◆ **What this task involves**: Gather from the listing below each line that includes the word "GADIEL", and copy it.

━━━━━ Material provided ━━━━━

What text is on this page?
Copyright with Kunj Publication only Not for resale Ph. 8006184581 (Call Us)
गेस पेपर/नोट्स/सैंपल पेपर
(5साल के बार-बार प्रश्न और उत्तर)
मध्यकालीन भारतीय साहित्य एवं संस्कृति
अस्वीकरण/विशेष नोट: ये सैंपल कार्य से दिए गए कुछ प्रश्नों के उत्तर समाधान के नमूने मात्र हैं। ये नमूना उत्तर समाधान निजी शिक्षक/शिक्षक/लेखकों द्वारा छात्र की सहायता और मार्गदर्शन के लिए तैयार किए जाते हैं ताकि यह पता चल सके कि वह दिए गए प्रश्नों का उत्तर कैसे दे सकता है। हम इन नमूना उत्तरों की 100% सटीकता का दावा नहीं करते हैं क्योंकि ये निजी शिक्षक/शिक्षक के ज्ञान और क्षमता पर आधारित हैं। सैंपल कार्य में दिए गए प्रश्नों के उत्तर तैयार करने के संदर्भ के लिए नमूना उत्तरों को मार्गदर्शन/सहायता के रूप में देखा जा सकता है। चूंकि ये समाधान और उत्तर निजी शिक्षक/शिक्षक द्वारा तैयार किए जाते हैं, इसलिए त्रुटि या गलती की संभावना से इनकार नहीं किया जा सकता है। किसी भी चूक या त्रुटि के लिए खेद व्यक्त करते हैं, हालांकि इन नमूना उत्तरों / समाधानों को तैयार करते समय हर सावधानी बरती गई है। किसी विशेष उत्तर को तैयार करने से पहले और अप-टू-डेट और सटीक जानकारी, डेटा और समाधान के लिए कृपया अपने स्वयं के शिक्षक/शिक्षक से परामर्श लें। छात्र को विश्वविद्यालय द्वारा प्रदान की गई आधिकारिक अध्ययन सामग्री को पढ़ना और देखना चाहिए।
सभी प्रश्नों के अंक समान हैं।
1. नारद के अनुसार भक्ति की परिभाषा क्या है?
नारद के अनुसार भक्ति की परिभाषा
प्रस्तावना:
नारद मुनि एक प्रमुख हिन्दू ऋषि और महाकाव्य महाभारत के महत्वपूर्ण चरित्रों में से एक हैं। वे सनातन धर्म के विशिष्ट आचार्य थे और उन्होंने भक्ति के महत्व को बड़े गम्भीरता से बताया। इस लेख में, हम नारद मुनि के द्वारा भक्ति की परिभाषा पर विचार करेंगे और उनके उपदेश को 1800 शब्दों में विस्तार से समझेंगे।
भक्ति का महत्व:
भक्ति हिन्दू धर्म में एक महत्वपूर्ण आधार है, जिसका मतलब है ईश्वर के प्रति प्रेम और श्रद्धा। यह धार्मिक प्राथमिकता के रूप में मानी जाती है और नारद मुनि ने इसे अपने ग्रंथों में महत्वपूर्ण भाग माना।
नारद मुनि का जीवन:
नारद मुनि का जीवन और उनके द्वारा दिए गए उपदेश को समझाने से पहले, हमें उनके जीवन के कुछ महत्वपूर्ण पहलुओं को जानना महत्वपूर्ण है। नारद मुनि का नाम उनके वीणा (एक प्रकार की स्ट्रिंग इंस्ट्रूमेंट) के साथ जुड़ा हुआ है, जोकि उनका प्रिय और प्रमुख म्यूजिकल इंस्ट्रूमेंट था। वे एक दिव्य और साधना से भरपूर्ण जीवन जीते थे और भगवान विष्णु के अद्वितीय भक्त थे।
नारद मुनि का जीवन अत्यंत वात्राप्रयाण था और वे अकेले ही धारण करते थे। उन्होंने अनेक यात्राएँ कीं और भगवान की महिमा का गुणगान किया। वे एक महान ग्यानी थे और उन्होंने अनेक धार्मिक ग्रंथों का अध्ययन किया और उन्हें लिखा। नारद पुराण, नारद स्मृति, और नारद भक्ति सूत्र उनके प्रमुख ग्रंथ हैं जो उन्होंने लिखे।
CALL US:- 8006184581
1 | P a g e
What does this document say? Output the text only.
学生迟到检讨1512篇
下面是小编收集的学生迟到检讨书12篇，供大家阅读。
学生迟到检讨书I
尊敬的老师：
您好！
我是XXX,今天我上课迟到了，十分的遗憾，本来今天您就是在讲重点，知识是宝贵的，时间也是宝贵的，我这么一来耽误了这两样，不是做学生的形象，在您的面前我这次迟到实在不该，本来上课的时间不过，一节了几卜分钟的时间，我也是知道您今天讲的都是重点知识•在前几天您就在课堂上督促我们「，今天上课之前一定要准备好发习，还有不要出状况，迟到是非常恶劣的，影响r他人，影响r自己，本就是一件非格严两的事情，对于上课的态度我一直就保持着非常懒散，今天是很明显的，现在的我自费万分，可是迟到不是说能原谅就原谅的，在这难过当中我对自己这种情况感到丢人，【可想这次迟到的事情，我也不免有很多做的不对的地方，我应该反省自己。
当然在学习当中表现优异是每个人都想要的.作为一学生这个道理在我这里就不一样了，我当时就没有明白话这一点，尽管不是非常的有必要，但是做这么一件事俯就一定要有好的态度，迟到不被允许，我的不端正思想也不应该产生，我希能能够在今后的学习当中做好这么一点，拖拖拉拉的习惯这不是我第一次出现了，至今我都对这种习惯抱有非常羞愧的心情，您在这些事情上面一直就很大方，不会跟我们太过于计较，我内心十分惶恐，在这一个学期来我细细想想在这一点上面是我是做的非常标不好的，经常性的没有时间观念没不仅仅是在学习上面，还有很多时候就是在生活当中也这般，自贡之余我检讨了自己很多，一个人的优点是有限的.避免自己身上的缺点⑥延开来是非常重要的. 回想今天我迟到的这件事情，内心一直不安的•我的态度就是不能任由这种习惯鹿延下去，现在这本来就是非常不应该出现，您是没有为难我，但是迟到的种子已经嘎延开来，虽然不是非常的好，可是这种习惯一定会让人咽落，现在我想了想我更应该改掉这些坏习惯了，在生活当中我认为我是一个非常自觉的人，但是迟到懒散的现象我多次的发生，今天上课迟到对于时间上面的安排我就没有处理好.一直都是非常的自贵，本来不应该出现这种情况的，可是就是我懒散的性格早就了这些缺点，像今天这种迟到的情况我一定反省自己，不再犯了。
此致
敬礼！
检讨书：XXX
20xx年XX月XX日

━━━━━
━━━━━ Material provided ━━━━━

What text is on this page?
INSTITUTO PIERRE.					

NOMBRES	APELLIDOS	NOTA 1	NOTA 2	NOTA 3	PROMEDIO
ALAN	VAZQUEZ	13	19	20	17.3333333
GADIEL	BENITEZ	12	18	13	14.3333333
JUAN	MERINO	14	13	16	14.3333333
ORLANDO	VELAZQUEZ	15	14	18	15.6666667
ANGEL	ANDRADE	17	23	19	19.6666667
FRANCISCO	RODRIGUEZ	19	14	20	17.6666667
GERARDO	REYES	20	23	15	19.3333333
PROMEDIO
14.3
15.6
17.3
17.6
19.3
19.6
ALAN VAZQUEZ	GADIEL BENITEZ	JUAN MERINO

━━━━━

◆ **Final answer**:
GADIEL	BENITEZ	12	18	13	14.3333333
ALAN VAZQUEZ	GADIEL BENITEZ	JUAN MERINO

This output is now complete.